## Problem details
Below is a block of records; repeat all of them exactly.

** START Dataset records **

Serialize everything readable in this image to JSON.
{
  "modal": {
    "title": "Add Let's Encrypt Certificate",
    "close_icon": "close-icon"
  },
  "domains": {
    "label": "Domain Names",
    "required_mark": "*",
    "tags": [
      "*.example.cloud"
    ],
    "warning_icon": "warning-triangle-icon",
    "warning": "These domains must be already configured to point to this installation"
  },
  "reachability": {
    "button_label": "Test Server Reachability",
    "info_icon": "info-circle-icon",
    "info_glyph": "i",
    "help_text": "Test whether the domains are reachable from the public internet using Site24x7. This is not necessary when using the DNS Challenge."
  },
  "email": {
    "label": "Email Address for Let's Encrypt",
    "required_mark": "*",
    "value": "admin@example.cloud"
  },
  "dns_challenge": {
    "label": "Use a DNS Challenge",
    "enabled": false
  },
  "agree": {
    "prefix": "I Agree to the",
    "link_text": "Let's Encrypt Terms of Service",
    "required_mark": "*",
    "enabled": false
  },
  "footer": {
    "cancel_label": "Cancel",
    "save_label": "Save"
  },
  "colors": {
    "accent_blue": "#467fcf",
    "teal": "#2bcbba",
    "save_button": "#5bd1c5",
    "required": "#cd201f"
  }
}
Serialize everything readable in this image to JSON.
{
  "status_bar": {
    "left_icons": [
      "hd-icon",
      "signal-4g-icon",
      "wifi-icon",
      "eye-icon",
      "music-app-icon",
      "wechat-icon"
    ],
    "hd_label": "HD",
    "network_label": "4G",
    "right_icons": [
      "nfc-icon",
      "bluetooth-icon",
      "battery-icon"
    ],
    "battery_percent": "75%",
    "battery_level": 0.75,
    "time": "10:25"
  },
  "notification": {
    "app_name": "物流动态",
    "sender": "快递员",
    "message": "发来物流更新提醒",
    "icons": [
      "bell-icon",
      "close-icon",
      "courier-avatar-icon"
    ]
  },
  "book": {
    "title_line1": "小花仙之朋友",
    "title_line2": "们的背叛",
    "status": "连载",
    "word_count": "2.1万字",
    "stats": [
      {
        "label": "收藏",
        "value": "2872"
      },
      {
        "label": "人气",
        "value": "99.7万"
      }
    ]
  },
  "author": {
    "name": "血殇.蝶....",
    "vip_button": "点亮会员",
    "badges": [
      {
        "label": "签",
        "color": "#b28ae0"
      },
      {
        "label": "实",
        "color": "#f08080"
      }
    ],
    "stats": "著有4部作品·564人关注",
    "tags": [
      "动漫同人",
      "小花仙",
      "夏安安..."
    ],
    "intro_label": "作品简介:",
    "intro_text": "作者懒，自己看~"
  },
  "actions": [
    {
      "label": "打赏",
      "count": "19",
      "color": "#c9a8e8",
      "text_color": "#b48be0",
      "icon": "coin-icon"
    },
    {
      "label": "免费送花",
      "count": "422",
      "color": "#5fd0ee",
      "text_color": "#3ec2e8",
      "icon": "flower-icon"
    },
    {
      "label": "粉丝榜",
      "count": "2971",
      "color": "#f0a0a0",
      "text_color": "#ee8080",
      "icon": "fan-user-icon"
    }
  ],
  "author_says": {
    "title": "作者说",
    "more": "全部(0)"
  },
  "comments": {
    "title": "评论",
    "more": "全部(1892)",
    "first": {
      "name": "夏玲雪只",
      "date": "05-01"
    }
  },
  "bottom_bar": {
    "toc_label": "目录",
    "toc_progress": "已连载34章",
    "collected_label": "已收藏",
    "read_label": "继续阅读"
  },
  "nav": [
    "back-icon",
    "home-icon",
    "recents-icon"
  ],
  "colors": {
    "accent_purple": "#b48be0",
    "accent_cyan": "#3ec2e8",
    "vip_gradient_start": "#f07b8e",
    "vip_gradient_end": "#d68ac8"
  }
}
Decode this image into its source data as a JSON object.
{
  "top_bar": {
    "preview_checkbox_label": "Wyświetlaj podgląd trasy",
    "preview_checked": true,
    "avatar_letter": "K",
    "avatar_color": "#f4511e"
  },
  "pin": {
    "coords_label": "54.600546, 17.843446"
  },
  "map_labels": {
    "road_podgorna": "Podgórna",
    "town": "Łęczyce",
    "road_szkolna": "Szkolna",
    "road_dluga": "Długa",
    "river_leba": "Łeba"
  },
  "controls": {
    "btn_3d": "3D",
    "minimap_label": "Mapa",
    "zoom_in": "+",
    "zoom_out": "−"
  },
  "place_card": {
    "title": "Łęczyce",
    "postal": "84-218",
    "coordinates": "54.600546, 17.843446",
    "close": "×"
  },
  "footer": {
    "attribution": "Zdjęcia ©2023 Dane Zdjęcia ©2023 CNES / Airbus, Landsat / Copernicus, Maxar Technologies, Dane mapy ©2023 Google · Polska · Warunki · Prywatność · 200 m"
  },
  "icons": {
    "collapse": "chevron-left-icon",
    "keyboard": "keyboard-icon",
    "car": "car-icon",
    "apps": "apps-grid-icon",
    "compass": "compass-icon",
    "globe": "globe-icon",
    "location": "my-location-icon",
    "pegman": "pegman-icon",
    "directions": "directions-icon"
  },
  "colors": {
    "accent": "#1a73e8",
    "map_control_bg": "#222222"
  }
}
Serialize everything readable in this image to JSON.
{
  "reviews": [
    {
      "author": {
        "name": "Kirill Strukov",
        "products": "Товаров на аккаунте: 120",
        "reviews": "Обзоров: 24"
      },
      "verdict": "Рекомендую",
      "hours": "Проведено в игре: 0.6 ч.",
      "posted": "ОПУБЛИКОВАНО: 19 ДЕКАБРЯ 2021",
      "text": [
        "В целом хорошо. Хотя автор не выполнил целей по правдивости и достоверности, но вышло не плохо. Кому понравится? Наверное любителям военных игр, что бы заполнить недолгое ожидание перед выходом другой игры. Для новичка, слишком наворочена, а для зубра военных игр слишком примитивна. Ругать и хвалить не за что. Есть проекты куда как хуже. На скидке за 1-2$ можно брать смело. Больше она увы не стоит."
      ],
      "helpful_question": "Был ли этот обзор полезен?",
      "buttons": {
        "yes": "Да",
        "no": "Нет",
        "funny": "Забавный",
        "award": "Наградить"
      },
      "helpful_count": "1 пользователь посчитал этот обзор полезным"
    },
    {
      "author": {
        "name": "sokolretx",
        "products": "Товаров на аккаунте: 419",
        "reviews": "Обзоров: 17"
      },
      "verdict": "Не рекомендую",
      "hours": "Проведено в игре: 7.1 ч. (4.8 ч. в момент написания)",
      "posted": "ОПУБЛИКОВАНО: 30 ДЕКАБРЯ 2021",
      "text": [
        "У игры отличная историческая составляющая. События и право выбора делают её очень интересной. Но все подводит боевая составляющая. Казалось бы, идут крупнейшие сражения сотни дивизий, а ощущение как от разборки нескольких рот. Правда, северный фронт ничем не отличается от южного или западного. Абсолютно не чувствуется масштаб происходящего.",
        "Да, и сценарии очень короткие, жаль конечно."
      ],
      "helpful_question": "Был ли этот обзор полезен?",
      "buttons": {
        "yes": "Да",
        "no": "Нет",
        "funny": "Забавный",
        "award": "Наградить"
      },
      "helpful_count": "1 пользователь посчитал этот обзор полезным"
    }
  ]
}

** END Dataset records **

## Expected answer
Serialize everything readable in this image to JSON.
{
  "modal": {
    "title": "Add Let's Encrypt Certificate",
    "close_icon": "close-icon"
  },
  "domains": {
    "label": "Domain Names",
    "required_mark": "*",
    "tags": [
      "*.example.cloud"
    ],
    "warning_icon": "warning-triangle-icon",
    "warning": "These domains must be already configured to point to this installation"
  },
  "reachability": {
    "button_label": "Test Server Reachability",
    "info_icon": "info-circle-icon",
    "info_glyph": "i",
    "help_text": "Test whether the domains are reachable from the public internet using Site24x7. This is not necessary when using the DNS Challenge."
  },
  "email": {
    "label": "Email Address for Let's Encrypt",
    "required_mark": "*",
    "value": "admin@example.cloud"
  },
  "dns_challenge": {
    "label": "Use a DNS Challenge",
    "enabled": false
  },
  "agree": {
    "prefix": "I Agree to the",
    "link_text": "Let's Encrypt Terms of Service",
    "required_mark": "*",
    "enabled": false
  },
  "footer": {
    "cancel_label": "Cancel",
    "save_label": "Save"
  },
  "colors": {
    "accent_blue": "#467fcf",
    "teal": "#2bcbba",
    "save_button": "#5bd1c5",
    "required": "#cd201f"
  }
}
Serialize everything readable in this image to JSON.
{
  "status_bar": {
    "left_icons": [
      "hd-icon",
      "signal-4g-icon",
      "wifi-icon",
      "eye-icon",
      "music-app-icon",
      "wechat-icon"
    ],
    "hd_label": "HD",
    "network_label": "4G",
    "right_icons": [
      "nfc-icon",
      "bluetooth-icon",
      "battery-icon"
    ],
    "battery_percent": "75%",
    "battery_level": 0.75,
    "time": "10:25"
  },
  "notification": {
    "app_name": "物流动态",
    "sender": "快递员",
    "message": "发来物流更新提醒",
    "icons": [
      "bell-icon",
      "close-icon",
      "courier-avatar-icon"
    ]
  },
  "book": {
    "title_line1": "小花仙之朋友",
    "title_line2": "们的背叛",
    "status": "连载",
    "word_count": "2.1万字",
    "stats": [
      {
        "label": "收藏",
        "value": "2872"
      },
      {
        "label": "人气",
        "value": "99.7万"
      }
    ]
  },
  "author": {
    "name": "血殇.蝶....",
    "vip_button": "点亮会员",
    "badges": [
      {
        "label": "签",
        "color": "#b28ae0"
      },
      {
        "label": "实",
        "color": "#f08080"
      }
    ],
    "stats": "著有4部作品·564人关注",
    "tags": [
      "动漫同人",
      "小花仙",
      "夏安安..."
    ],
    "intro_label": "作品简介:",
    "intro_text": "作者懒，自己看~"
  },
  "actions": [
    {
      "label": "打赏",
      "count": "19",
      "color": "#c9a8e8",
      "text_color": "#b48be0",
      "icon": "coin-icon"
    },
    {
      "label": "免费送花",
      "count": "422",
      "color": "#5fd0ee",
      "text_color": "#3ec2e8",
      "icon": "flower-icon"
    },
    {
      "label": "粉丝榜",
      "count": "2971",
      "color": "#f0a0a0",
      "text_color": "#ee8080",
      "icon": "fan-user-icon"
    }
  ],
  "author_says": {
    "title": "作者说",
    "more": "全部(0)"
  },
  "comments": {
    "title": "评论",
    "more": "全部(1892)",
    "first": {
      "name": "夏玲雪只",
      "date": "05-01"
    }
  },
  "bottom_bar": {
    "toc_label": "目录",
    "toc_progress": "已连载34章",
    "collected_label": "已收藏",
    "read_label": "继续阅读"
  },
  "nav": [
    "back-icon",
    "home-icon",
    "recents-icon"
  ],
  "colors": {
    "accent_purple": "#b48be0",
    "accent_cyan": "#3ec2e8",
    "vip_gradient_start": "#f07b8e",
    "vip_gradient_end": "#d68ac8"
  }
}
Decode this image into its source data as a JSON object.
{
  "top_bar": {
    "preview_checkbox_label": "Wyświetlaj podgląd trasy",
    "preview_checked": true,
    "avatar_letter": "K",
    "avatar_color": "#f4511e"
  },
  "pin": {
    "coords_label": "54.600546, 17.843446"
  },
  "map_labels": {
    "road_podgorna": "Podgórna",
    "town": "Łęczyce",
    "road_szkolna": "Szkolna",
    "road_dluga": "Długa",
    "river_leba": "Łeba"
  },
  "controls": {
    "btn_3d": "3D",
    "minimap_label": "Mapa",
    "zoom_in": "+",
    "zoom_out": "−"
  },
  "place_card": {
    "title": "Łęczyce",
    "postal": "84-218",
    "coordinates": "54.600546, 17.843446",
    "close": "×"
  },
  "footer": {
    "attribution": "Zdjęcia ©2023 Dane Zdjęcia ©2023 CNES / Airbus, Landsat / Copernicus, Maxar Technologies, Dane mapy ©2023 Google · Polska · Warunki · Prywatność · 200 m"
  },
  "icons": {
    "collapse": "chevron-left-icon",
    "keyboard": "keyboard-icon",
    "car": "car-icon",
    "apps": "apps-grid-icon",
    "compass": "compass-icon",
    "globe": "globe-icon",
    "location": "my-location-icon",
    "pegman": "pegman-icon",
    "directions": "directions-icon"
  },
  "colors": {
    "accent": "#1a73e8",
    "map_control_bg": "#222222"
  }
}
Serialize everything readable in this image to JSON.
{
  "reviews": [
    {
      "author": {
        "name": "Kirill Strukov",
        "products": "Товаров на аккаунте: 120",
        "reviews": "Обзоров: 24"
      },
      "verdict": "Рекомендую",
      "hours": "Проведено в игре: 0.6 ч.",
      "posted": "ОПУБЛИКОВАНО: 19 ДЕКАБРЯ 2021",
      "text": [
        "В целом хорошо. Хотя автор не выполнил целей по правдивости и достоверности, но вышло не плохо. Кому понравится? Наверное любителям военных игр, что бы заполнить недолгое ожидание перед выходом другой игры. Для новичка, слишком наворочена, а для зубра военных игр слишком примитивна. Ругать и хвалить не за что. Есть проекты куда как хуже. На скидке за 1-2$ можно брать смело. Больше она увы не стоит."
      ],
      "helpful_question": "Был ли этот обзор полезен?",
      "buttons": {
        "yes": "Да",
        "no": "Нет",
        "funny": "Забавный",
        "award": "Наградить"
      },
      "helpful_count": "1 пользователь посчитал этот обзор полезным"
    },
    {
      "author": {
        "name": "sokolretx",
        "products": "Товаров на аккаунте: 419",
        "reviews": "Обзоров: 17"
      },
      "verdict": "Не рекомендую",
      "hours": "Проведено в игре: 7.1 ч. (4.8 ч. в момент написания)",
      "posted": "ОПУБЛИКОВАНО: 30 ДЕКАБРЯ 2021",
      "text": [
        "У игры отличная историческая составляющая. События и право выбора делают её очень интересной. Но все подводит боевая составляющая. Казалось бы, идут крупнейшие сражения сотни дивизий, а ощущение как от разборки нескольких рот. Правда, северный фронт ничем не отличается от южного или западного. Абсолютно не чувствуется масштаб происходящего.",
        "Да, и сценарии очень короткие, жаль конечно."
      ],
      "helpful_question": "Был ли этот обзор полезен?",
      "buttons": {
        "yes": "Да",
        "no": "Нет",
        "funny": "Забавный",
        "award": "Наградить"
      },
      "helpful_count": "1 пользователь посчитал этот обзор полезным"
    }
  ]
}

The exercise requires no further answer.